• **Prompt**:
Print all of the lines exactly. Any picture among them stays out.

■ ■ ■ ■ ■

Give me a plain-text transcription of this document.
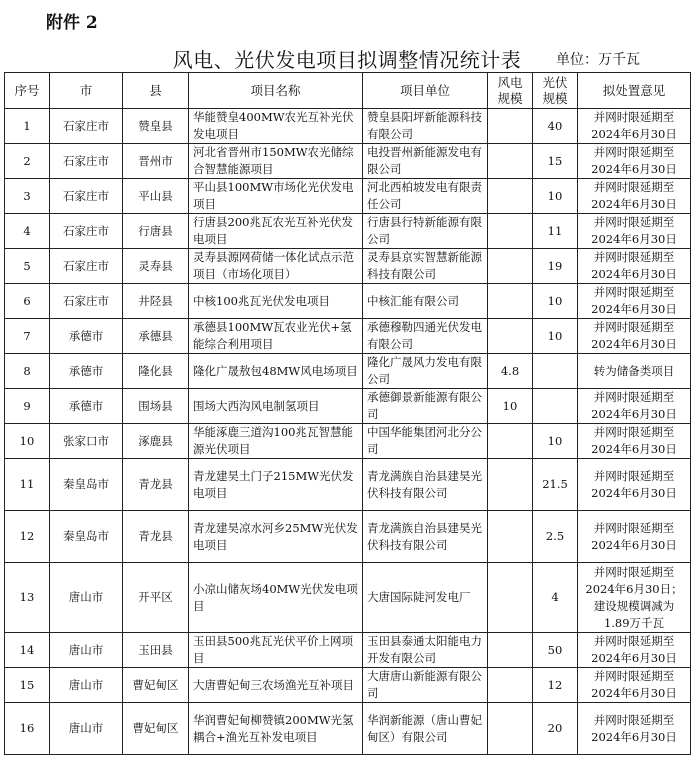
附件 2
风电、光伏发电项目拟调整情况统计表	单位：万千瓦
序号	市	县	项目名称	项目单位	风电规模	光伏规模	拟处置意见
1	石家庄市	赞皇县	华能赞皇400MW农光互补光伏发电项目	赞皇县阳坪新能源科技有限公司		40	并网时限延期至2024年6月30日
2	石家庄市	晋州市	河北省晋州市150MW农光储综合智慧能源项目	电投晋州新能源发电有限公司		15	并网时限延期至2024年6月30日
3	石家庄市	平山县	平山县100MW市场化光伏发电项目	河北西柏坡发电有限责任公司		10	并网时限延期至2024年6月30日
4	石家庄市	行唐县	行唐县200兆瓦农光互补光伏发电项目	行唐县行特新能源有限公司		11	并网时限延期至2024年6月30日
5	石家庄市	灵寿县	灵寿县源网荷储一体化试点示范项目（市场化项目）	灵寿县京实智慧新能源科技有限公司		19	并网时限延期至2024年6月30日
6	石家庄市	井陉县	中核100兆瓦光伏发电项目	中核汇能有限公司		10	并网时限延期至2024年6月30日
7	承德市	承德县	承德县100MW瓦农业光伏+氢能综合利用项目	承德穆勒四通光伏发电有限公司		10	并网时限延期至2024年6月30日
8	承德市	隆化县	隆化广晟敖包48MW风电场项目	隆化广晟风力发电有限公司	4.8		转为储备类项目
9	承德市	围场县	围场大西沟风电制氢项目	承德御景新能源有限公司	10		并网时限延期至2024年6月30日
10	张家口市	涿鹿县	华能涿鹿三道沟100兆瓦智慧能源光伏项目	中国华能集团河北分公司		10	并网时限延期至2024年6月30日
11	秦皇岛市	青龙县	青龙建昊土门子215MW光伏发电项目	青龙满族自治县建昊光伏科技有限公司		21.5	并网时限延期至2024年6月30日
12	秦皇岛市	青龙县	青龙建昊凉水河乡25MW光伏发电项目	青龙满族自治县建昊光伏科技有限公司		2.5	并网时限延期至2024年6月30日
13	唐山市	开平区	小凉山储灰场40MW光伏发电项目	大唐国际陡河发电厂		4	并网时限延期至2024年6月30日；建设规模调减为1.89万千瓦
14	唐山市	玉田县	玉田县500兆瓦光伏平价上网项目	玉田县泰通太阳能电力开发有限公司		50	并网时限延期至2024年6月30日
15	唐山市	曹妃甸区	大唐曹妃甸三农场渔光互补项目	大唐唐山新能源有限公司		12	并网时限延期至2024年6月30日
16	唐山市	曹妃甸区	华润曹妃甸柳赞镇200MW光氢耦合+渔光互补发电项目	华润新能源（唐山曹妃甸区）有限公司		20	并网时限延期至2024年6月30日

■ ■ ■ ■ ■

• **Exercise solution**:
Give me a plain-text transcription of this document.
附件 2
风电、光伏发电项目拟调整情况统计表	单位：万千瓦
序号	市	县	项目名称	项目单位	风电规模	光伏规模	拟处置意见
1	石家庄市	赞皇县	华能赞皇400MW农光互补光伏发电项目	赞皇县阳坪新能源科技有限公司		40	并网时限延期至2024年6月30日
2	石家庄市	晋州市	河北省晋州市150MW农光储综合智慧能源项目	电投晋州新能源发电有限公司		15	并网时限延期至2024年6月30日
3	石家庄市	平山县	平山县100MW市场化光伏发电项目	河北西柏坡发电有限责任公司		10	并网时限延期至2024年6月30日
4	石家庄市	行唐县	行唐县200兆瓦农光互补光伏发电项目	行唐县行特新能源有限公司		11	并网时限延期至2024年6月30日
5	石家庄市	灵寿县	灵寿县源网荷储一体化试点示范项目（市场化项目）	灵寿县京实智慧新能源科技有限公司		19	并网时限延期至2024年6月30日
6	石家庄市	井陉县	中核100兆瓦光伏发电项目	中核汇能有限公司		10	并网时限延期至2024年6月30日
7	承德市	承德县	承德县100MW瓦农业光伏+氢能综合利用项目	承德穆勒四通光伏发电有限公司		10	并网时限延期至2024年6月30日
8	承德市	隆化县	隆化广晟敖包48MW风电场项目	隆化广晟风力发电有限公司	4.8		转为储备类项目
9	承德市	围场县	围场大西沟风电制氢项目	承德御景新能源有限公司	10		并网时限延期至2024年6月30日
10	张家口市	涿鹿县	华能涿鹿三道沟100兆瓦智慧能源光伏项目	中国华能集团河北分公司		10	并网时限延期至2024年6月30日
11	秦皇岛市	青龙县	青龙建昊土门子215MW光伏发电项目	青龙满族自治县建昊光伏科技有限公司		21.5	并网时限延期至2024年6月30日
12	秦皇岛市	青龙县	青龙建昊凉水河乡25MW光伏发电项目	青龙满族自治县建昊光伏科技有限公司		2.5	并网时限延期至2024年6月30日
13	唐山市	开平区	小凉山储灰场40MW光伏发电项目	大唐国际陡河发电厂		4	并网时限延期至2024年6月30日；建设规模调减为1.89万千瓦
14	唐山市	玉田县	玉田县500兆瓦光伏平价上网项目	玉田县泰通太阳能电力开发有限公司		50	并网时限延期至2024年6月30日
15	唐山市	曹妃甸区	大唐曹妃甸三农场渔光互补项目	大唐唐山新能源有限公司		12	并网时限延期至2024年6月30日
16	唐山市	曹妃甸区	华润曹妃甸柳赞镇200MW光氢耦合+渔光互补发电项目	华润新能源（唐山曹妃甸区）有限公司		20	并网时限延期至2024年6月30日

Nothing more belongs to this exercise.